# Text to read
Mysteries, as I’ve come to define and write them, feature a protagonist (like Sue Grafton’s P.I. Kinsey Millhone or cop Bosch in Connelly’s police procedurals) who sets out to detect the perpetrator of a crime that has already occurred; thrillers take readers on a journey along with the protagonist to prevent or solve crimes that are being committed in the novel’s real time. It may be a technical distinction that is muddied in novels like Connelly’s “The Poet” or others Anderson rightly includes in “Triumph,” but lumping them together seems more commercially than critically driven.

This is not to say the book does not have merit or make some valuable points. The first section, which limns the works of 19th and early 20th century pioneers, explains the genre’s history and draws firm, if not always original, conclusions about, among other things, Conan Doyle’s simplistic solutions and Raymond Chandler’s scorn for “foreigners, blacks, homosexuals, rich people, and women.” But too often Anderson substitutes plot summaries or biographical sketches of these early authors for criticism, and had he considered more books from his selected writers’ oeuvres, he may have reached more interesting conclusions.

# Extracted entries
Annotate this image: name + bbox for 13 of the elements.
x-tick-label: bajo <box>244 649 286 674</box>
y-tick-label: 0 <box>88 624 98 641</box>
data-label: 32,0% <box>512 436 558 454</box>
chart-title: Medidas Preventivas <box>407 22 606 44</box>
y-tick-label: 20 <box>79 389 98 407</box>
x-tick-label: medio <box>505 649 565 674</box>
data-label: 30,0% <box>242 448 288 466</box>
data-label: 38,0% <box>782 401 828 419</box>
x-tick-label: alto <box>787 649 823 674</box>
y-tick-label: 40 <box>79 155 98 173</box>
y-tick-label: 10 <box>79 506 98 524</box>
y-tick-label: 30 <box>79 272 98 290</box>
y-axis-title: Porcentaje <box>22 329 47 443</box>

==

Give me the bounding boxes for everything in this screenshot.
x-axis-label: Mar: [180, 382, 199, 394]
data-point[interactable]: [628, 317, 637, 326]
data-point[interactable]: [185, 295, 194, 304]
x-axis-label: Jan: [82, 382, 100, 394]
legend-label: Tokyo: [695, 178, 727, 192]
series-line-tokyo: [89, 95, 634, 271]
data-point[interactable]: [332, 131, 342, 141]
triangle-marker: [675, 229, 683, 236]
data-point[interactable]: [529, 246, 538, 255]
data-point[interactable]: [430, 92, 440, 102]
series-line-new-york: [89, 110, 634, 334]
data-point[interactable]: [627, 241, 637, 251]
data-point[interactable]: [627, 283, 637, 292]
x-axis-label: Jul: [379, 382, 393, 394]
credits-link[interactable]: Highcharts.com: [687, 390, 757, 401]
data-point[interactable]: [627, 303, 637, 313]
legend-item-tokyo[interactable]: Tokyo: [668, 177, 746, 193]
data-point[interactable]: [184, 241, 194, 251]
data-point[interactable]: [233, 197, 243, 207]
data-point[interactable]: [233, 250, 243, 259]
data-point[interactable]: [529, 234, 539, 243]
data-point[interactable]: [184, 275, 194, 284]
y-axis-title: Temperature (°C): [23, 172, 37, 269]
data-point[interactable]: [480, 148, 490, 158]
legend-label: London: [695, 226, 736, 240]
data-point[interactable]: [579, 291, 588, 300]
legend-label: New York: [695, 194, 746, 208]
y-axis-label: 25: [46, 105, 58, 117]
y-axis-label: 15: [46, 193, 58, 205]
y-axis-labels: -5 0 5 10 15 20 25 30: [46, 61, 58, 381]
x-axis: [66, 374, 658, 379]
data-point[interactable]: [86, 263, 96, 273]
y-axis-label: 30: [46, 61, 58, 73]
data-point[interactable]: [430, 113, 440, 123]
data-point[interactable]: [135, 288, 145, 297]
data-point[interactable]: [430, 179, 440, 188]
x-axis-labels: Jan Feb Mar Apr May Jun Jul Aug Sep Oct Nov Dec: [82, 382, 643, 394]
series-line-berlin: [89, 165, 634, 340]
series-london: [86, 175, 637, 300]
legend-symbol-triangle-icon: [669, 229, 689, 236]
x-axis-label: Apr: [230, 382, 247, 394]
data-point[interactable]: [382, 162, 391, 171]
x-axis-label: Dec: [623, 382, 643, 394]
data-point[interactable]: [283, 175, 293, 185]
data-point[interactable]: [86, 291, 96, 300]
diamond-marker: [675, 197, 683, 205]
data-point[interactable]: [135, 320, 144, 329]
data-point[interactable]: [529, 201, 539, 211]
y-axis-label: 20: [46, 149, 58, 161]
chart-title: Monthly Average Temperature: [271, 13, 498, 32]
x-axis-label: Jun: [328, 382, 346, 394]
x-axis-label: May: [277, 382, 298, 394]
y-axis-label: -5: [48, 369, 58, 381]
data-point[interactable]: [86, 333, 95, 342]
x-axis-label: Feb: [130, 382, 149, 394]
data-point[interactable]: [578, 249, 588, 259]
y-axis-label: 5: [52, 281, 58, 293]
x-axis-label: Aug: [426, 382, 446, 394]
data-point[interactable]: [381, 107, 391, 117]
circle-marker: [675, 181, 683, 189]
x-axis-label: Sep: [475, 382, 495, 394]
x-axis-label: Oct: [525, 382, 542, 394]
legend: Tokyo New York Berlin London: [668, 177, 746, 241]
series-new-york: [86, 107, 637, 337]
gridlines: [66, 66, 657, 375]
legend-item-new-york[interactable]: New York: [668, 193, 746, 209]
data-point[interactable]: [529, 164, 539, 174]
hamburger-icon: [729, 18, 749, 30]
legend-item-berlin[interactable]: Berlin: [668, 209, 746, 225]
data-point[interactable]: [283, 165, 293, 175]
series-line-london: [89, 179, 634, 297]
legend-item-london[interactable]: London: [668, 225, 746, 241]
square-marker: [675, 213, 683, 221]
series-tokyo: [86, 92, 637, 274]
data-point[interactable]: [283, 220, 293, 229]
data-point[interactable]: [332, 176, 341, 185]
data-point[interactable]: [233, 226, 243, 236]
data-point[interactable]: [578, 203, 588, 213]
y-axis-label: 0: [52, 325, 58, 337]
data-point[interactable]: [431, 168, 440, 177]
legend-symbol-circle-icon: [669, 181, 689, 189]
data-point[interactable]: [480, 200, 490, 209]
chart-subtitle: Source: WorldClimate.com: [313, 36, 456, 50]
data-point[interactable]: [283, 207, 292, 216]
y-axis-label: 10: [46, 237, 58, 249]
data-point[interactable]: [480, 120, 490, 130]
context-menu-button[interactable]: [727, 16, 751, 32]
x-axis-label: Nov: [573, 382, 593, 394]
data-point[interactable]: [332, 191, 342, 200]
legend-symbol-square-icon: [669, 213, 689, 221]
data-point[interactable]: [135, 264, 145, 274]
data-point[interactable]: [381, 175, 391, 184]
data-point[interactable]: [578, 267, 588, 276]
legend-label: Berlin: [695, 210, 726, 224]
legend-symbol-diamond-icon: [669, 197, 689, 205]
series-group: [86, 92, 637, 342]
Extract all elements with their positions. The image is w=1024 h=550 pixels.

# Exercise
According to the review, what kinds of people did Raymond Chandler scorn? List every group it names. The rows aren't needed for any of this.

# Solution to this task
- foreigners
- blacks
- homosexuals
- rich people
- women